▸ **WHAT IS BEING ASKED**:
Extract all records. Keep each one exact.
—————
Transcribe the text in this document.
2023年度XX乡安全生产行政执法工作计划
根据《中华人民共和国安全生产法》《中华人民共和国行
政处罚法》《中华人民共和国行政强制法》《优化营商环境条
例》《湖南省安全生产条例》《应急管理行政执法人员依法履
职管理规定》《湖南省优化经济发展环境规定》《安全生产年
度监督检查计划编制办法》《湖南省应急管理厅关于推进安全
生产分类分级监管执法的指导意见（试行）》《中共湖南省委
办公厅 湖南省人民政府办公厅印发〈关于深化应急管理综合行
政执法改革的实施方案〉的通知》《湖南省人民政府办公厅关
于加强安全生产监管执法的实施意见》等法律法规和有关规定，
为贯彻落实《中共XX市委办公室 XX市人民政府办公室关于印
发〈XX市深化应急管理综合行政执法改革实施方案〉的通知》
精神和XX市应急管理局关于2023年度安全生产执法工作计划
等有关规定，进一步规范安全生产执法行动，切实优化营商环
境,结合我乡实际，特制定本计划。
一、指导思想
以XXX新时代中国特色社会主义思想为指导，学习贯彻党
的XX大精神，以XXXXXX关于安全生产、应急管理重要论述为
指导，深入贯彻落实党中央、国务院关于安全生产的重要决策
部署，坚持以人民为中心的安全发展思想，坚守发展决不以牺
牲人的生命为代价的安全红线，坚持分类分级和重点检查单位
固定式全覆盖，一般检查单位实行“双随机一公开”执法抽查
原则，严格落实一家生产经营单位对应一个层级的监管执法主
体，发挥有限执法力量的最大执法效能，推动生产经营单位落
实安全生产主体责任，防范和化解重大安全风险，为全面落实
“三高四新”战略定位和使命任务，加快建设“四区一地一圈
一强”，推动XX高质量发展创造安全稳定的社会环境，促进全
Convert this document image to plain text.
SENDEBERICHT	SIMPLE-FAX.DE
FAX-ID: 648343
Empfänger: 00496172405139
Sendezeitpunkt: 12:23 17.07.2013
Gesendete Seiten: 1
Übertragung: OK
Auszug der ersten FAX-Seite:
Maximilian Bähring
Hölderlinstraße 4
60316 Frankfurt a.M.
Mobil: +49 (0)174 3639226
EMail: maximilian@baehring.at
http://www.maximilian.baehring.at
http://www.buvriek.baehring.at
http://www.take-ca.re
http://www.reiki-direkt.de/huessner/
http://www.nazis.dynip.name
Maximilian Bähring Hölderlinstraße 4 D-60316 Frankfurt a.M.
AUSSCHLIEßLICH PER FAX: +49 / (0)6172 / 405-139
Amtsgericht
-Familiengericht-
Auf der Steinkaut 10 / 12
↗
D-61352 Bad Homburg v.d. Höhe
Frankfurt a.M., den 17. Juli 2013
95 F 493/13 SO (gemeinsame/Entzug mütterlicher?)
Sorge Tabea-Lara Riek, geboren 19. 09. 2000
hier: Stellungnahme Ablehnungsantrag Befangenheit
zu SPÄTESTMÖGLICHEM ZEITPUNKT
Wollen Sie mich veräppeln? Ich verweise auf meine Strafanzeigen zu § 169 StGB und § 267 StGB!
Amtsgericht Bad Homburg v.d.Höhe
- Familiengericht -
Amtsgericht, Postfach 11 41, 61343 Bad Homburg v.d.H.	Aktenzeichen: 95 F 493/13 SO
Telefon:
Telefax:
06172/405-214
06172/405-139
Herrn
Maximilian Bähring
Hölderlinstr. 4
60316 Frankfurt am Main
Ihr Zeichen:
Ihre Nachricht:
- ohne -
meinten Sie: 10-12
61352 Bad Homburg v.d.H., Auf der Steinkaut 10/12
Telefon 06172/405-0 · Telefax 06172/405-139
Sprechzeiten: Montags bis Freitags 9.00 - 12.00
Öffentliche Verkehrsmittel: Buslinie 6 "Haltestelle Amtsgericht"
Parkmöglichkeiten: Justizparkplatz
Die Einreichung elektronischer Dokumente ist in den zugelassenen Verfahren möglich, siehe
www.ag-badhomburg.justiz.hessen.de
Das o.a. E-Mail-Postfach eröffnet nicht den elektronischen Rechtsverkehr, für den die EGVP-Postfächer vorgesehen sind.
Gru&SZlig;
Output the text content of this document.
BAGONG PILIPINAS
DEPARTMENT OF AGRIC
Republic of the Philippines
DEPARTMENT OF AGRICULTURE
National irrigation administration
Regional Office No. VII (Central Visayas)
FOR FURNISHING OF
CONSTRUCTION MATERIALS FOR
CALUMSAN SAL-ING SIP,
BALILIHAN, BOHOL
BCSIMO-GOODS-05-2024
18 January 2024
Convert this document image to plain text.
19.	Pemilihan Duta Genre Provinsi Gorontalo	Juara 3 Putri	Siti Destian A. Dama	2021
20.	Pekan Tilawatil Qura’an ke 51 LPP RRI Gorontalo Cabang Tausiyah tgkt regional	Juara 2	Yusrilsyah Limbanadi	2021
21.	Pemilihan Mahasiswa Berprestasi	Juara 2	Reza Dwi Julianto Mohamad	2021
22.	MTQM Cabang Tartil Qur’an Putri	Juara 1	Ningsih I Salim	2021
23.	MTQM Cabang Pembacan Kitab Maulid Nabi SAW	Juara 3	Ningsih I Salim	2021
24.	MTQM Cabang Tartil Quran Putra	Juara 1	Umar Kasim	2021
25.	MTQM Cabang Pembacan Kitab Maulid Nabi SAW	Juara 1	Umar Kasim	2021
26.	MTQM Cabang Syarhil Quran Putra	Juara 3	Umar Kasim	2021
—————
▸ **SOLUTION TO THIS EXERCISE**:
Transcribe the text in this document.
2023年度XX乡安全生产行政执法工作计划
根据《中华人民共和国安全生产法》《中华人民共和国行
政处罚法》《中华人民共和国行政强制法》《优化营商环境条
例》《湖南省安全生产条例》《应急管理行政执法人员依法履
职管理规定》《湖南省优化经济发展环境规定》《安全生产年
度监督检查计划编制办法》《湖南省应急管理厅关于推进安全
生产分类分级监管执法的指导意见（试行）》《中共湖南省委
办公厅 湖南省人民政府办公厅印发〈关于深化应急管理综合行
政执法改革的实施方案〉的通知》《湖南省人民政府办公厅关
于加强安全生产监管执法的实施意见》等法律法规和有关规定，
为贯彻落实《中共XX市委办公室 XX市人民政府办公室关于印
发〈XX市深化应急管理综合行政执法改革实施方案〉的通知》
精神和XX市应急管理局关于2023年度安全生产执法工作计划
等有关规定，进一步规范安全生产执法行动，切实优化营商环
境,结合我乡实际，特制定本计划。
一、指导思想
以XXX新时代中国特色社会主义思想为指导，学习贯彻党
的XX大精神，以XXXXXX关于安全生产、应急管理重要论述为
指导，深入贯彻落实党中央、国务院关于安全生产的重要决策
部署，坚持以人民为中心的安全发展思想，坚守发展决不以牺
牲人的生命为代价的安全红线，坚持分类分级和重点检查单位
固定式全覆盖，一般检查单位实行“双随机一公开”执法抽查
原则，严格落实一家生产经营单位对应一个层级的监管执法主
体，发挥有限执法力量的最大执法效能，推动生产经营单位落
实安全生产主体责任，防范和化解重大安全风险，为全面落实
“三高四新”战略定位和使命任务，加快建设“四区一地一圈
一强”，推动XX高质量发展创造安全稳定的社会环境，促进全
Convert this document image to plain text.
SENDEBERICHT	SIMPLE-FAX.DE
FAX-ID: 648343
Empfänger: 00496172405139
Sendezeitpunkt: 12:23 17.07.2013
Gesendete Seiten: 1
Übertragung: OK
Auszug der ersten FAX-Seite:
Maximilian Bähring
Hölderlinstraße 4
60316 Frankfurt a.M.
Mobil: +49 (0)174 3639226
EMail: maximilian@baehring.at
http://www.maximilian.baehring.at
http://www.buvriek.baehring.at
http://www.take-ca.re
http://www.reiki-direkt.de/huessner/
http://www.nazis.dynip.name
Maximilian Bähring Hölderlinstraße 4 D-60316 Frankfurt a.M.
AUSSCHLIEßLICH PER FAX: +49 / (0)6172 / 405-139
Amtsgericht
-Familiengericht-
Auf der Steinkaut 10 / 12
↗
D-61352 Bad Homburg v.d. Höhe
Frankfurt a.M., den 17. Juli 2013
95 F 493/13 SO (gemeinsame/Entzug mütterlicher?)
Sorge Tabea-Lara Riek, geboren 19. 09. 2000
hier: Stellungnahme Ablehnungsantrag Befangenheit
zu SPÄTESTMÖGLICHEM ZEITPUNKT
Wollen Sie mich veräppeln? Ich verweise auf meine Strafanzeigen zu § 169 StGB und § 267 StGB!
Amtsgericht Bad Homburg v.d.Höhe
- Familiengericht -
Amtsgericht, Postfach 11 41, 61343 Bad Homburg v.d.H.	Aktenzeichen: 95 F 493/13 SO
Telefon:
Telefax:
06172/405-214
06172/405-139
Herrn
Maximilian Bähring
Hölderlinstr. 4
60316 Frankfurt am Main
Ihr Zeichen:
Ihre Nachricht:
- ohne -
meinten Sie: 10-12
61352 Bad Homburg v.d.H., Auf der Steinkaut 10/12
Telefon 06172/405-0 · Telefax 06172/405-139
Sprechzeiten: Montags bis Freitags 9.00 - 12.00
Öffentliche Verkehrsmittel: Buslinie 6 "Haltestelle Amtsgericht"
Parkmöglichkeiten: Justizparkplatz
Die Einreichung elektronischer Dokumente ist in den zugelassenen Verfahren möglich, siehe
www.ag-badhomburg.justiz.hessen.de
Das o.a. E-Mail-Postfach eröffnet nicht den elektronischen Rechtsverkehr, für den die EGVP-Postfächer vorgesehen sind.
Gru&SZlig;
Output the text content of this document.
BAGONG PILIPINAS
DEPARTMENT OF AGRIC
Republic of the Philippines
DEPARTMENT OF AGRICULTURE
National irrigation administration
Regional Office No. VII (Central Visayas)
FOR FURNISHING OF
CONSTRUCTION MATERIALS FOR
CALUMSAN SAL-ING SIP,
BALILIHAN, BOHOL
BCSIMO-GOODS-05-2024
18 January 2024
Convert this document image to plain text.
19.	Pemilihan Duta Genre Provinsi Gorontalo	Juara 3 Putri	Siti Destian A. Dama	2021
20.	Pekan Tilawatil Qura’an ke 51 LPP RRI Gorontalo Cabang Tausiyah tgkt regional	Juara 2	Yusrilsyah Limbanadi	2021
21.	Pemilihan Mahasiswa Berprestasi	Juara 2	Reza Dwi Julianto Mohamad	2021
22.	MTQM Cabang Tartil Qur’an Putri	Juara 1	Ningsih I Salim	2021
23.	MTQM Cabang Pembacan Kitab Maulid Nabi SAW	Juara 3	Ningsih I Salim	2021
24.	MTQM Cabang Tartil Quran Putra	Juara 1	Umar Kasim	2021
25.	MTQM Cabang Pembacan Kitab Maulid Nabi SAW	Juara 1	Umar Kasim	2021
26.	MTQM Cabang Syarhil Quran Putra	Juara 3	Umar Kasim	2021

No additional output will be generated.